### Given records
## Begin

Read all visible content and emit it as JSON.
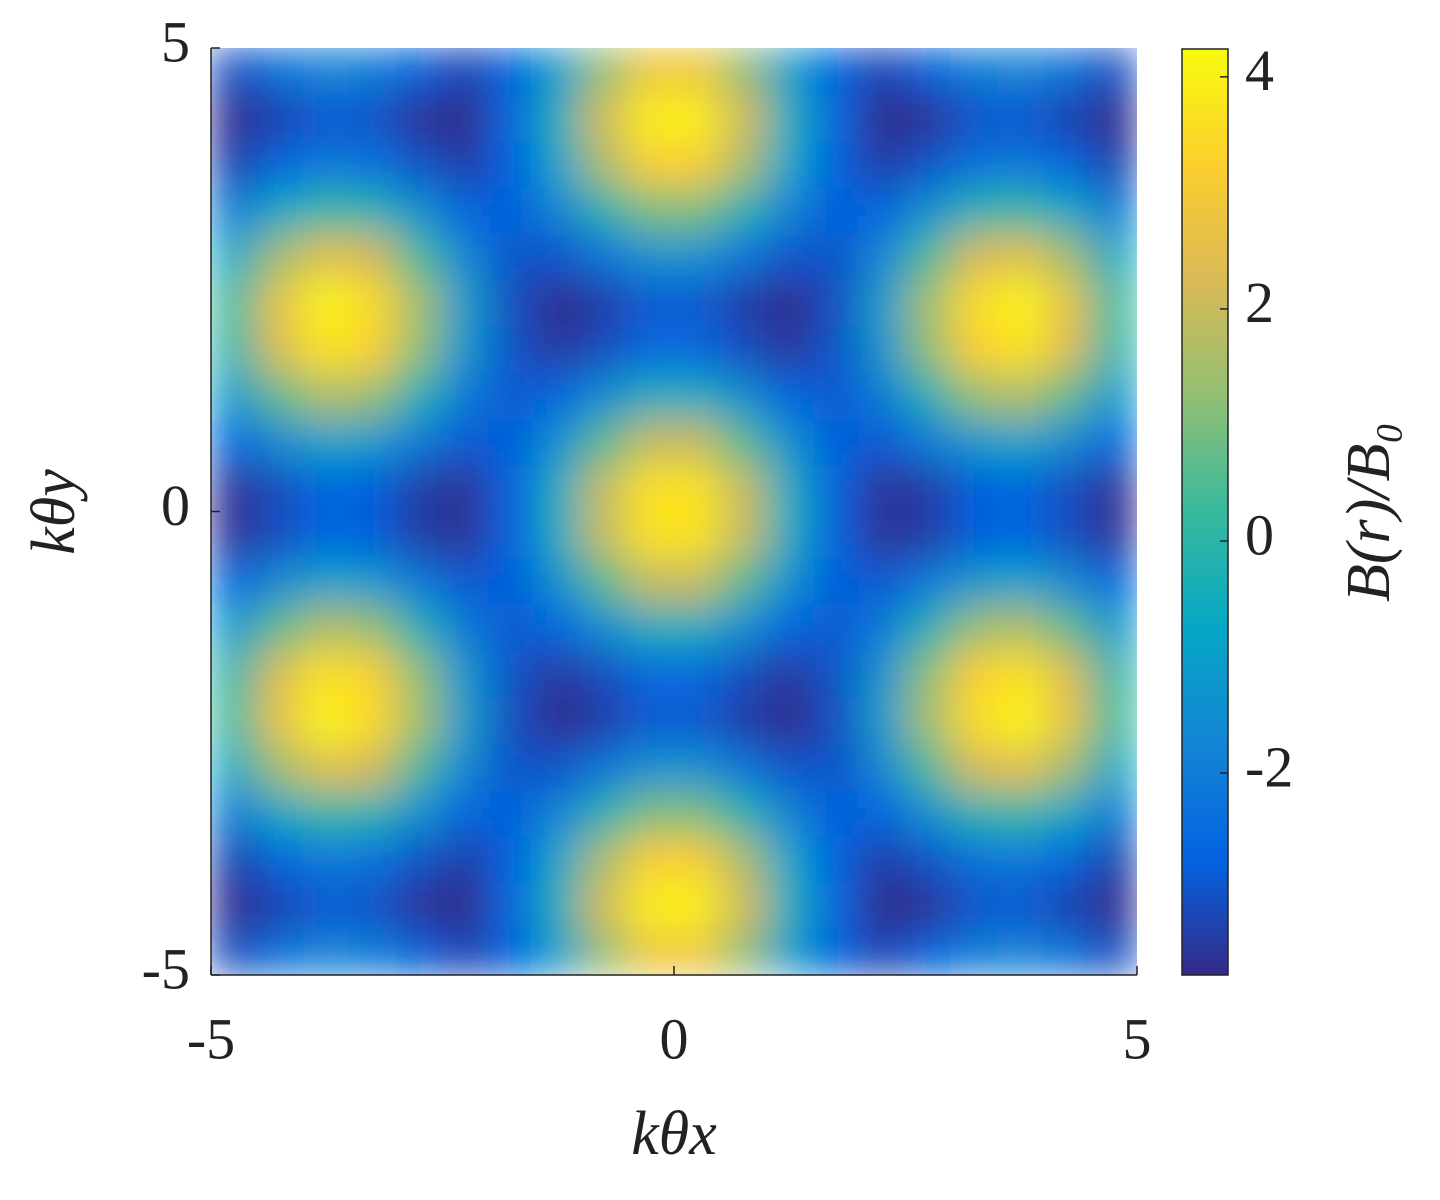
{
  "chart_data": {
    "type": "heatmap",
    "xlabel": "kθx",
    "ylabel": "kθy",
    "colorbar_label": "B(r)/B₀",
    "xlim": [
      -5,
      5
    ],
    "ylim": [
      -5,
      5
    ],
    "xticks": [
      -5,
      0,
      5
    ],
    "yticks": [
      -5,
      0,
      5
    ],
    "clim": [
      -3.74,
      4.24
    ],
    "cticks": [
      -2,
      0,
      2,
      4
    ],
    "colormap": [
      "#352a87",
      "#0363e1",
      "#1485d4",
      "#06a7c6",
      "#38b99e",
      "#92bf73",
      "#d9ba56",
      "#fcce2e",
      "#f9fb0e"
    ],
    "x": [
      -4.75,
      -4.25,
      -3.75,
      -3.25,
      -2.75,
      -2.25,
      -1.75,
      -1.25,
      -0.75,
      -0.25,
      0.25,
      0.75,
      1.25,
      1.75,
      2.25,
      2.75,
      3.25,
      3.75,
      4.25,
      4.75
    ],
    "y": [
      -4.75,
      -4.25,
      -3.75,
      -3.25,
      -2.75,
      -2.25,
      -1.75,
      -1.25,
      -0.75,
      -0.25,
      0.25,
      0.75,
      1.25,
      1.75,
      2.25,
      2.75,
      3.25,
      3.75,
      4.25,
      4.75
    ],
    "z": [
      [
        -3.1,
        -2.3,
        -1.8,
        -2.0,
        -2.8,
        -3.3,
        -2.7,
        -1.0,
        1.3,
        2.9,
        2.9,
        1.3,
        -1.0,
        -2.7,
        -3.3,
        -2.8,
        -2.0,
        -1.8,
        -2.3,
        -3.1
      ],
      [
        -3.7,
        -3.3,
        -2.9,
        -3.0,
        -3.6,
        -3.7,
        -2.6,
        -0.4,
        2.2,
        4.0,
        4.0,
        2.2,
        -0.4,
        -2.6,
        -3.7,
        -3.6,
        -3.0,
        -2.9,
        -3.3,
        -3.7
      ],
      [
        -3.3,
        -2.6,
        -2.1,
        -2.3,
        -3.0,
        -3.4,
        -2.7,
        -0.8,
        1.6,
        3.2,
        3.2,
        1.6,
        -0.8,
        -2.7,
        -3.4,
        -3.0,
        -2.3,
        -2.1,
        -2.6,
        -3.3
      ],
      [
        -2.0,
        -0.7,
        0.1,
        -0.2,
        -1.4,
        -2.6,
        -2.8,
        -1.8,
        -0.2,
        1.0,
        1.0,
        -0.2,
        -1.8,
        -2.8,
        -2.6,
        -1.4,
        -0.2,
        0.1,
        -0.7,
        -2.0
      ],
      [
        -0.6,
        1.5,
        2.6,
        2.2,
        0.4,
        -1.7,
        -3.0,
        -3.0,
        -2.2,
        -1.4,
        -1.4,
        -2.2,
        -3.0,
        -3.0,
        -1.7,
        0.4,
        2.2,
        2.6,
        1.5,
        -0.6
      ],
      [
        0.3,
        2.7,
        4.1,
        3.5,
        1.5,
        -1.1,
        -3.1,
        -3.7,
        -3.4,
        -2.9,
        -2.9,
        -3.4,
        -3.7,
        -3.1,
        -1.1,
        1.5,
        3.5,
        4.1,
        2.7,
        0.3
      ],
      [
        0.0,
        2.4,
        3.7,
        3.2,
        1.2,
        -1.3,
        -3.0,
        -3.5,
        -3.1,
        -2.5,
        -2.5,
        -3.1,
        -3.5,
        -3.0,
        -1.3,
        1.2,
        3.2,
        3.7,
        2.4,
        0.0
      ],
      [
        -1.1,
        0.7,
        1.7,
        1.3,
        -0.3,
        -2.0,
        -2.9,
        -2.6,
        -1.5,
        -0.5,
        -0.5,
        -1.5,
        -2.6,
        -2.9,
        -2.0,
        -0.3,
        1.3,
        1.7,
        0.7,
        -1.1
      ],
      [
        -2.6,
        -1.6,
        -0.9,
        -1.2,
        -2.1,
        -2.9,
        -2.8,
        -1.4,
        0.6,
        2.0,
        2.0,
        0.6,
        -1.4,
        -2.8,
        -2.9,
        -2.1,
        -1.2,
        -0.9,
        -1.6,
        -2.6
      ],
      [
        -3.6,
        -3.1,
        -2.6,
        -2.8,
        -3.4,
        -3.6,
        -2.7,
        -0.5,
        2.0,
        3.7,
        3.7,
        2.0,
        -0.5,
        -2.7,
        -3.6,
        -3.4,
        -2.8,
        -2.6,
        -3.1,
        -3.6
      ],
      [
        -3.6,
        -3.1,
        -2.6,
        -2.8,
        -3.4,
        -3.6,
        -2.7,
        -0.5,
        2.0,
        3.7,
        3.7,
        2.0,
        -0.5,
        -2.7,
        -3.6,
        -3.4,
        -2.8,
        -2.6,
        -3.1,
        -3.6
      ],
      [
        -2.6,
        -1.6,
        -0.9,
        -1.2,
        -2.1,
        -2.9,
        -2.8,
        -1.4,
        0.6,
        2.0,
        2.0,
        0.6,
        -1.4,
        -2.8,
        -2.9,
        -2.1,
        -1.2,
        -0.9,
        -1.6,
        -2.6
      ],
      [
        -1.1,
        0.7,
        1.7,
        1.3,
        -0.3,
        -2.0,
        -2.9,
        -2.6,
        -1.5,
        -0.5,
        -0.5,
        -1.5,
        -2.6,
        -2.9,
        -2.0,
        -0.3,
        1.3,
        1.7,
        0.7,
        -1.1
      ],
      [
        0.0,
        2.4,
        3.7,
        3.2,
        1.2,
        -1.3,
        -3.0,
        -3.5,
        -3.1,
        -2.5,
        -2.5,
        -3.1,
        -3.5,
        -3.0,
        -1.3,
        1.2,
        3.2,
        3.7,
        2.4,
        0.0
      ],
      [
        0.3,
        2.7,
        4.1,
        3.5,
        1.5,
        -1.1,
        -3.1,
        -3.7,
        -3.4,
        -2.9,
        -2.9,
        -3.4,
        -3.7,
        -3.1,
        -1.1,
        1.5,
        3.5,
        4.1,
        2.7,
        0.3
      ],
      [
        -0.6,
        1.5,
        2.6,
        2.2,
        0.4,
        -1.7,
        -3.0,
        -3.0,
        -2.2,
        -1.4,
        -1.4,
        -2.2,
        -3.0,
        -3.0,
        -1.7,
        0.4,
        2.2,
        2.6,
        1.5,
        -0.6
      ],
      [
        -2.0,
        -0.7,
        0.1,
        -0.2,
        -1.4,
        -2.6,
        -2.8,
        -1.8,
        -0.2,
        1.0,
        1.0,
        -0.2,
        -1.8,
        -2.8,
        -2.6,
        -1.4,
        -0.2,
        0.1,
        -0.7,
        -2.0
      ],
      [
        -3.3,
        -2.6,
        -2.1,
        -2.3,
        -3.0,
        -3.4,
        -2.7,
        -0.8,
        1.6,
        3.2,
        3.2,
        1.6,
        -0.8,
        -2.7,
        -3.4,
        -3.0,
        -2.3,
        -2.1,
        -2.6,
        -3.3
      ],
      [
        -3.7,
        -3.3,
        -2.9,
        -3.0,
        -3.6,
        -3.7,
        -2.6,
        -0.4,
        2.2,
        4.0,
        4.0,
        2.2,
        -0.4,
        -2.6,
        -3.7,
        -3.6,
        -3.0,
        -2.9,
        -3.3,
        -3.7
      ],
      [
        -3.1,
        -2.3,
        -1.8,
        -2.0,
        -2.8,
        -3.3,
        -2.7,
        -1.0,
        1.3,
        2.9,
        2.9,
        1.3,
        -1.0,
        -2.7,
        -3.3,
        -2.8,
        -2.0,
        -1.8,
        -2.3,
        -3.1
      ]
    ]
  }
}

## End

### Job
Restate the records above in full, word for word. Keep pictures out.

### The solution
Read all visible content and emit it as JSON.
{
  "chart_data": {
    "type": "heatmap",
    "xlabel": "kθx",
    "ylabel": "kθy",
    "colorbar_label": "B(r)/B₀",
    "xlim": [
      -5,
      5
    ],
    "ylim": [
      -5,
      5
    ],
    "xticks": [
      -5,
      0,
      5
    ],
    "yticks": [
      -5,
      0,
      5
    ],
    "clim": [
      -3.74,
      4.24
    ],
    "cticks": [
      -2,
      0,
      2,
      4
    ],
    "colormap": [
      "#352a87",
      "#0363e1",
      "#1485d4",
      "#06a7c6",
      "#38b99e",
      "#92bf73",
      "#d9ba56",
      "#fcce2e",
      "#f9fb0e"
    ],
    "x": [
      -4.75,
      -4.25,
      -3.75,
      -3.25,
      -2.75,
      -2.25,
      -1.75,
      -1.25,
      -0.75,
      -0.25,
      0.25,
      0.75,
      1.25,
      1.75,
      2.25,
      2.75,
      3.25,
      3.75,
      4.25,
      4.75
    ],
    "y": [
      -4.75,
      -4.25,
      -3.75,
      -3.25,
      -2.75,
      -2.25,
      -1.75,
      -1.25,
      -0.75,
      -0.25,
      0.25,
      0.75,
      1.25,
      1.75,
      2.25,
      2.75,
      3.25,
      3.75,
      4.25,
      4.75
    ],
    "z": [
      [
        -3.1,
        -2.3,
        -1.8,
        -2.0,
        -2.8,
        -3.3,
        -2.7,
        -1.0,
        1.3,
        2.9,
        2.9,
        1.3,
        -1.0,
        -2.7,
        -3.3,
        -2.8,
        -2.0,
        -1.8,
        -2.3,
        -3.1
      ],
      [
        -3.7,
        -3.3,
        -2.9,
        -3.0,
        -3.6,
        -3.7,
        -2.6,
        -0.4,
        2.2,
        4.0,
        4.0,
        2.2,
        -0.4,
        -2.6,
        -3.7,
        -3.6,
        -3.0,
        -2.9,
        -3.3,
        -3.7
      ],
      [
        -3.3,
        -2.6,
        -2.1,
        -2.3,
        -3.0,
        -3.4,
        -2.7,
        -0.8,
        1.6,
        3.2,
        3.2,
        1.6,
        -0.8,
        -2.7,
        -3.4,
        -3.0,
        -2.3,
        -2.1,
        -2.6,
        -3.3
      ],
      [
        -2.0,
        -0.7,
        0.1,
        -0.2,
        -1.4,
        -2.6,
        -2.8,
        -1.8,
        -0.2,
        1.0,
        1.0,
        -0.2,
        -1.8,
        -2.8,
        -2.6,
        -1.4,
        -0.2,
        0.1,
        -0.7,
        -2.0
      ],
      [
        -0.6,
        1.5,
        2.6,
        2.2,
        0.4,
        -1.7,
        -3.0,
        -3.0,
        -2.2,
        -1.4,
        -1.4,
        -2.2,
        -3.0,
        -3.0,
        -1.7,
        0.4,
        2.2,
        2.6,
        1.5,
        -0.6
      ],
      [
        0.3,
        2.7,
        4.1,
        3.5,
        1.5,
        -1.1,
        -3.1,
        -3.7,
        -3.4,
        -2.9,
        -2.9,
        -3.4,
        -3.7,
        -3.1,
        -1.1,
        1.5,
        3.5,
        4.1,
        2.7,
        0.3
      ],
      [
        0.0,
        2.4,
        3.7,
        3.2,
        1.2,
        -1.3,
        -3.0,
        -3.5,
        -3.1,
        -2.5,
        -2.5,
        -3.1,
        -3.5,
        -3.0,
        -1.3,
        1.2,
        3.2,
        3.7,
        2.4,
        0.0
      ],
      [
        -1.1,
        0.7,
        1.7,
        1.3,
        -0.3,
        -2.0,
        -2.9,
        -2.6,
        -1.5,
        -0.5,
        -0.5,
        -1.5,
        -2.6,
        -2.9,
        -2.0,
        -0.3,
        1.3,
        1.7,
        0.7,
        -1.1
      ],
      [
        -2.6,
        -1.6,
        -0.9,
        -1.2,
        -2.1,
        -2.9,
        -2.8,
        -1.4,
        0.6,
        2.0,
        2.0,
        0.6,
        -1.4,
        -2.8,
        -2.9,
        -2.1,
        -1.2,
        -0.9,
        -1.6,
        -2.6
      ],
      [
        -3.6,
        -3.1,
        -2.6,
        -2.8,
        -3.4,
        -3.6,
        -2.7,
        -0.5,
        2.0,
        3.7,
        3.7,
        2.0,
        -0.5,
        -2.7,
        -3.6,
        -3.4,
        -2.8,
        -2.6,
        -3.1,
        -3.6
      ],
      [
        -3.6,
        -3.1,
        -2.6,
        -2.8,
        -3.4,
        -3.6,
        -2.7,
        -0.5,
        2.0,
        3.7,
        3.7,
        2.0,
        -0.5,
        -2.7,
        -3.6,
        -3.4,
        -2.8,
        -2.6,
        -3.1,
        -3.6
      ],
      [
        -2.6,
        -1.6,
        -0.9,
        -1.2,
        -2.1,
        -2.9,
        -2.8,
        -1.4,
        0.6,
        2.0,
        2.0,
        0.6,
        -1.4,
        -2.8,
        -2.9,
        -2.1,
        -1.2,
        -0.9,
        -1.6,
        -2.6
      ],
      [
        -1.1,
        0.7,
        1.7,
        1.3,
        -0.3,
        -2.0,
        -2.9,
        -2.6,
        -1.5,
        -0.5,
        -0.5,
        -1.5,
        -2.6,
        -2.9,
        -2.0,
        -0.3,
        1.3,
        1.7,
        0.7,
        -1.1
      ],
      [
        0.0,
        2.4,
        3.7,
        3.2,
        1.2,
        -1.3,
        -3.0,
        -3.5,
        -3.1,
        -2.5,
        -2.5,
        -3.1,
        -3.5,
        -3.0,
        -1.3,
        1.2,
        3.2,
        3.7,
        2.4,
        0.0
      ],
      [
        0.3,
        2.7,
        4.1,
        3.5,
        1.5,
        -1.1,
        -3.1,
        -3.7,
        -3.4,
        -2.9,
        -2.9,
        -3.4,
        -3.7,
        -3.1,
        -1.1,
        1.5,
        3.5,
        4.1,
        2.7,
        0.3
      ],
      [
        -0.6,
        1.5,
        2.6,
        2.2,
        0.4,
        -1.7,
        -3.0,
        -3.0,
        -2.2,
        -1.4,
        -1.4,
        -2.2,
        -3.0,
        -3.0,
        -1.7,
        0.4,
        2.2,
        2.6,
        1.5,
        -0.6
      ],
      [
        -2.0,
        -0.7,
        0.1,
        -0.2,
        -1.4,
        -2.6,
        -2.8,
        -1.8,
        -0.2,
        1.0,
        1.0,
        -0.2,
        -1.8,
        -2.8,
        -2.6,
        -1.4,
        -0.2,
        0.1,
        -0.7,
        -2.0
      ],
      [
        -3.3,
        -2.6,
        -2.1,
        -2.3,
        -3.0,
        -3.4,
        -2.7,
        -0.8,
        1.6,
        3.2,
        3.2,
        1.6,
        -0.8,
        -2.7,
        -3.4,
        -3.0,
        -2.3,
        -2.1,
        -2.6,
        -3.3
      ],
      [
        -3.7,
        -3.3,
        -2.9,
        -3.0,
        -3.6,
        -3.7,
        -2.6,
        -0.4,
        2.2,
        4.0,
        4.0,
        2.2,
        -0.4,
        -2.6,
        -3.7,
        -3.6,
        -3.0,
        -2.9,
        -3.3,
        -3.7
      ],
      [
        -3.1,
        -2.3,
        -1.8,
        -2.0,
        -2.8,
        -3.3,
        -2.7,
        -1.0,
        1.3,
        2.9,
        2.9,
        1.3,
        -1.0,
        -2.7,
        -3.3,
        -2.8,
        -2.0,
        -1.8,
        -2.3,
        -3.1
      ]
    ]
  }
}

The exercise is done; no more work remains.